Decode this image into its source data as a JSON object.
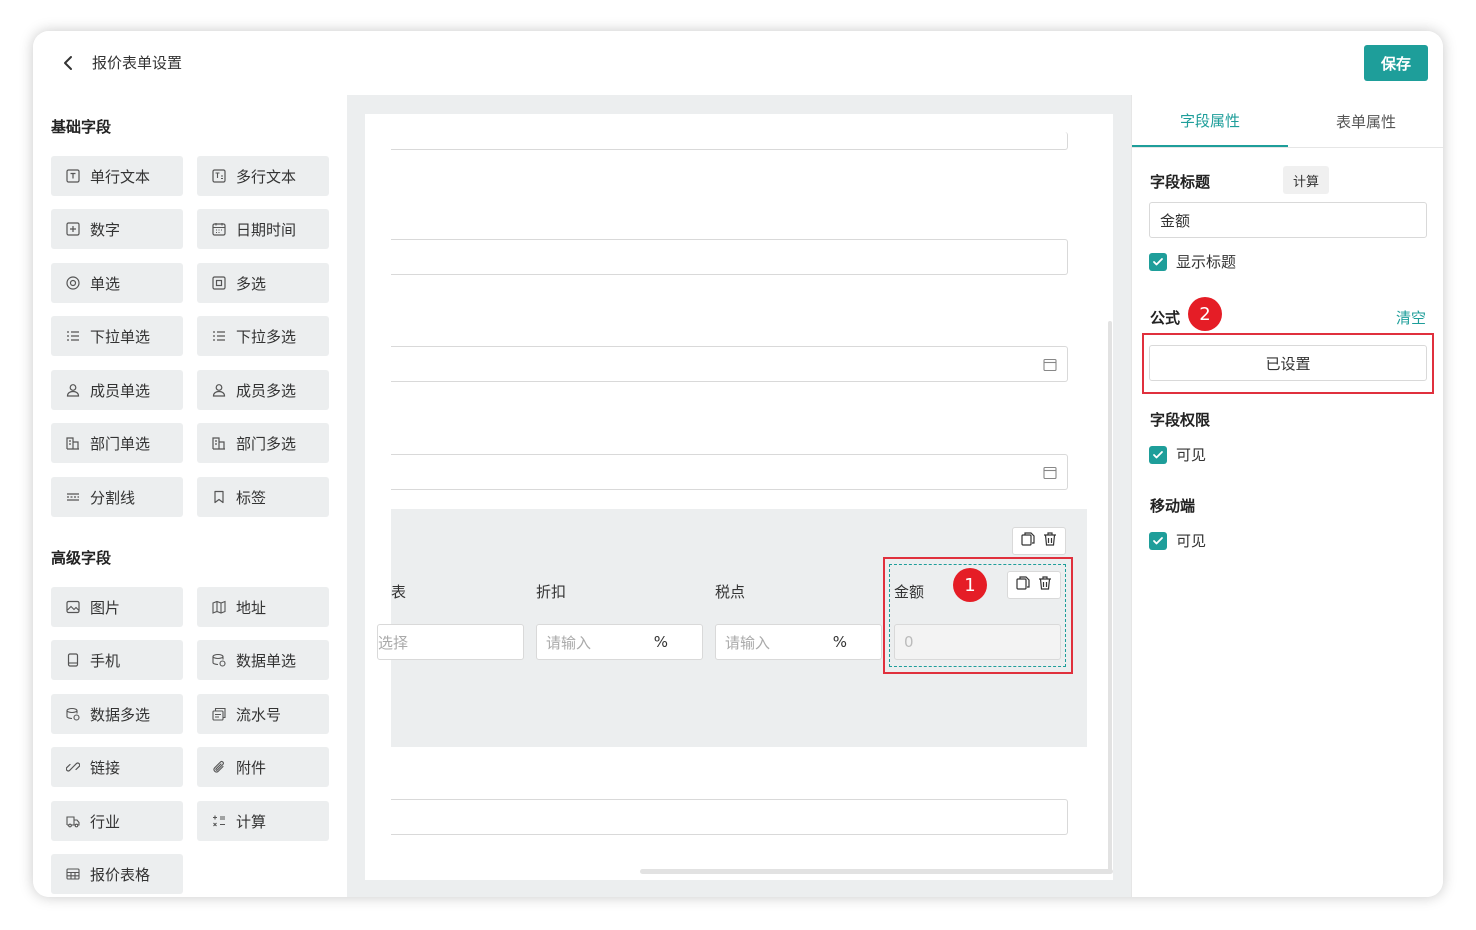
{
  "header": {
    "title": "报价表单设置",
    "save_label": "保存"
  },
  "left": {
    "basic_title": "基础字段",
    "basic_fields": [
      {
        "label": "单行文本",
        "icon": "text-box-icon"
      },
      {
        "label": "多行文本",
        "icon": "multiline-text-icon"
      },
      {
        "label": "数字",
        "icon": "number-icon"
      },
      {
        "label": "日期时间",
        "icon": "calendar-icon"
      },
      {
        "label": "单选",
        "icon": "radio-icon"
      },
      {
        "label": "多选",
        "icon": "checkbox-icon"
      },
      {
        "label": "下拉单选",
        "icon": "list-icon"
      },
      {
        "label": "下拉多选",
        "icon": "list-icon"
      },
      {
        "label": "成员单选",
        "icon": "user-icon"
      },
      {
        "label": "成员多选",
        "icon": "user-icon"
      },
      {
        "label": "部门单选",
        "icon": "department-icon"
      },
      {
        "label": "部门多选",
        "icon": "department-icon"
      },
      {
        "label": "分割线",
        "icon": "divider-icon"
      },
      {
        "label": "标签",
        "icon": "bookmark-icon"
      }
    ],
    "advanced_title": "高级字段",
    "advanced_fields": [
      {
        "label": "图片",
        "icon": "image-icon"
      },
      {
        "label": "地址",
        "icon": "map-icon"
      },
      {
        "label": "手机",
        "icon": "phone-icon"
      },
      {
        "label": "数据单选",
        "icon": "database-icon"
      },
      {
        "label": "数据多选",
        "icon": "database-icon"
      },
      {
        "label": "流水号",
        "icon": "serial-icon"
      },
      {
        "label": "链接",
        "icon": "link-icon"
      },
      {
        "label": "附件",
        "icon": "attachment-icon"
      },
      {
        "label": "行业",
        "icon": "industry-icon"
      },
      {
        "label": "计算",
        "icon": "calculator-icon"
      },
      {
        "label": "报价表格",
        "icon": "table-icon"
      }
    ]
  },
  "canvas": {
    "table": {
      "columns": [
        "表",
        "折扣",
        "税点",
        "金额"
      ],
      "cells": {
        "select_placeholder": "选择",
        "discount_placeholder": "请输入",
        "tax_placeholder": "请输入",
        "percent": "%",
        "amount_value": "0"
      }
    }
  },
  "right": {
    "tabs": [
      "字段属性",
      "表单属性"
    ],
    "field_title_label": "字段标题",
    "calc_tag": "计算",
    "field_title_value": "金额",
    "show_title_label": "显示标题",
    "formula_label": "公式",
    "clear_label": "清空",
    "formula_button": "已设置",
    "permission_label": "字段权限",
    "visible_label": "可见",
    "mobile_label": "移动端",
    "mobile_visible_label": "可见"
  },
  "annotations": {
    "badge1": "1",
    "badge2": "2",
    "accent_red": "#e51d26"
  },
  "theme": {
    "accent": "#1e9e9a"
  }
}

#####

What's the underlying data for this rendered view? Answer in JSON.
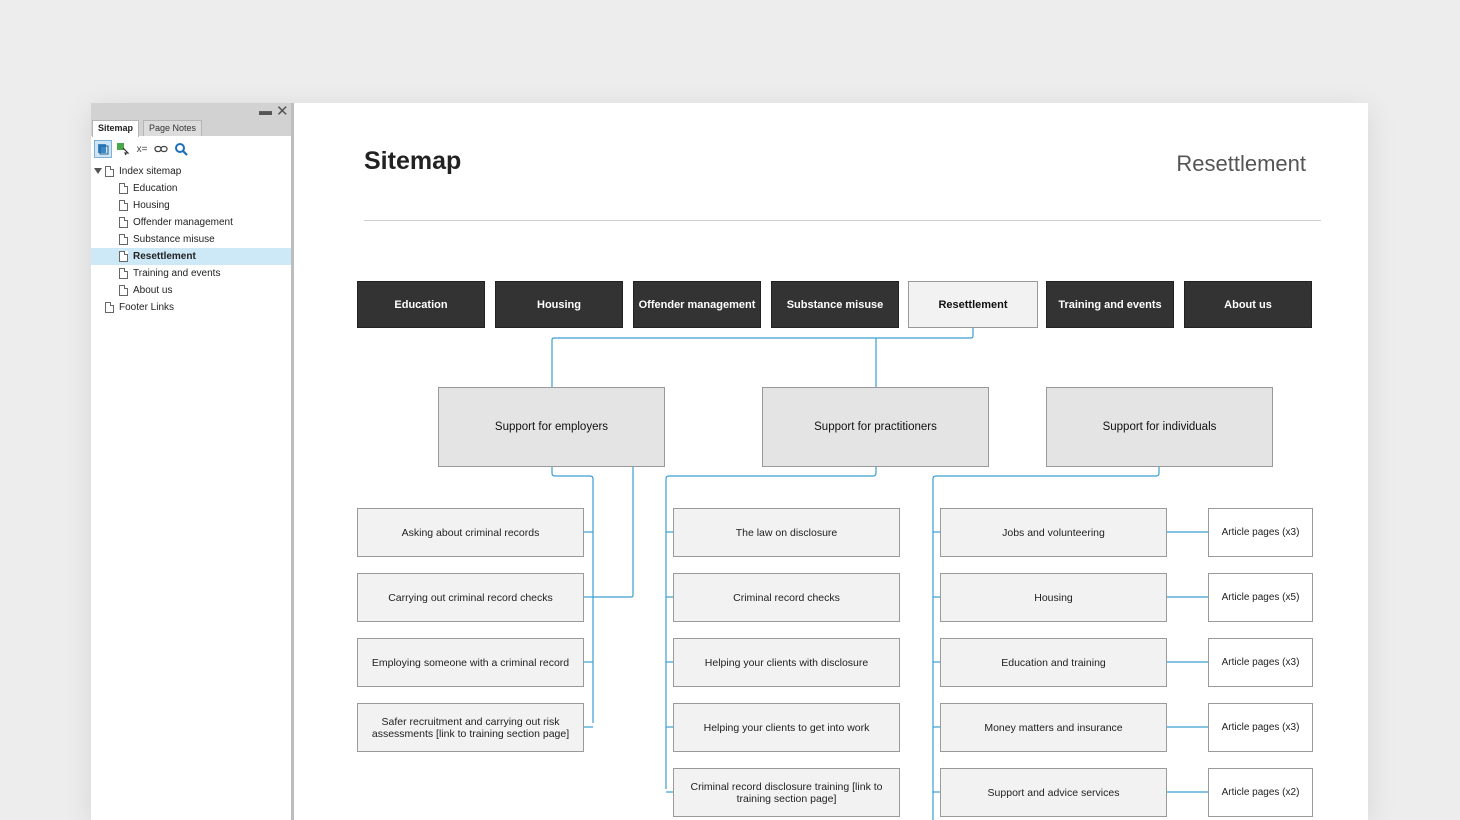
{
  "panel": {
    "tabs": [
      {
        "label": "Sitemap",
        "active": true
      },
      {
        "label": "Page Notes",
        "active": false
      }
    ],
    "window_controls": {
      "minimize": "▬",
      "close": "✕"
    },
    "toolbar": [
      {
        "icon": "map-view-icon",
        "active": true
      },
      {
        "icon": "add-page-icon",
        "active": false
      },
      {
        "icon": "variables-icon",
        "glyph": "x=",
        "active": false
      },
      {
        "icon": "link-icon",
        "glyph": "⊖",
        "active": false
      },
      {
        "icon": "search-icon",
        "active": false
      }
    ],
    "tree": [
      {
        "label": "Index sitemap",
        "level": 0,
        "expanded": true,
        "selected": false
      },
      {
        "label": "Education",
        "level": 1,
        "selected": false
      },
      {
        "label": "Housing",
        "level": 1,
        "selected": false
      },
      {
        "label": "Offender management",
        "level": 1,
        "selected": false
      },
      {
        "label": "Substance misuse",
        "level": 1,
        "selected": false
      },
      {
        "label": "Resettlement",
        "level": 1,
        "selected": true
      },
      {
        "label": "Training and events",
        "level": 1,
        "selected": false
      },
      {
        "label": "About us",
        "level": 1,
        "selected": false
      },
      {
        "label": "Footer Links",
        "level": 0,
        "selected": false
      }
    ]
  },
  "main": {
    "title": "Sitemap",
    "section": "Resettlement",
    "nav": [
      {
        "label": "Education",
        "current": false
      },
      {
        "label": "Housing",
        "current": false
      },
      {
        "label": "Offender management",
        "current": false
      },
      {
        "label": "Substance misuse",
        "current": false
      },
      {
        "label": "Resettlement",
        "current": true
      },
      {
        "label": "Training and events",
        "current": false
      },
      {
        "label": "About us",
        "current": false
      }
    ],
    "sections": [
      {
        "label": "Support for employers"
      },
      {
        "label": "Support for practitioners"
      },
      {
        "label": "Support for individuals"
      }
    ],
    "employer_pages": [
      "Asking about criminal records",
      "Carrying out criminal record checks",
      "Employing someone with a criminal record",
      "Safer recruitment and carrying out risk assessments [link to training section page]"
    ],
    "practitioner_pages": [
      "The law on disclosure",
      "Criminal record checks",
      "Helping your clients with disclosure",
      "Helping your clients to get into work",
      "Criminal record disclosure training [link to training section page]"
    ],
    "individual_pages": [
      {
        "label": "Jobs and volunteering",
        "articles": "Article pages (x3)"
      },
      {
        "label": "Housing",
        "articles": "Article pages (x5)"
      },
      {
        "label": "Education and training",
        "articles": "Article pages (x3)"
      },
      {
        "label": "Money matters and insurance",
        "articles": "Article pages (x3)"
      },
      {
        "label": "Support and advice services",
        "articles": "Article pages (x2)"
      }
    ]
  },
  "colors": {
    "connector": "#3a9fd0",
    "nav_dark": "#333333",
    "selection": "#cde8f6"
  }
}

#####

- [INSTRUCTIONS TO FOLLOW]:
How many lines in the records above hold the word "into"? Give only the number.

- [COMPLETE ANSWER]:
2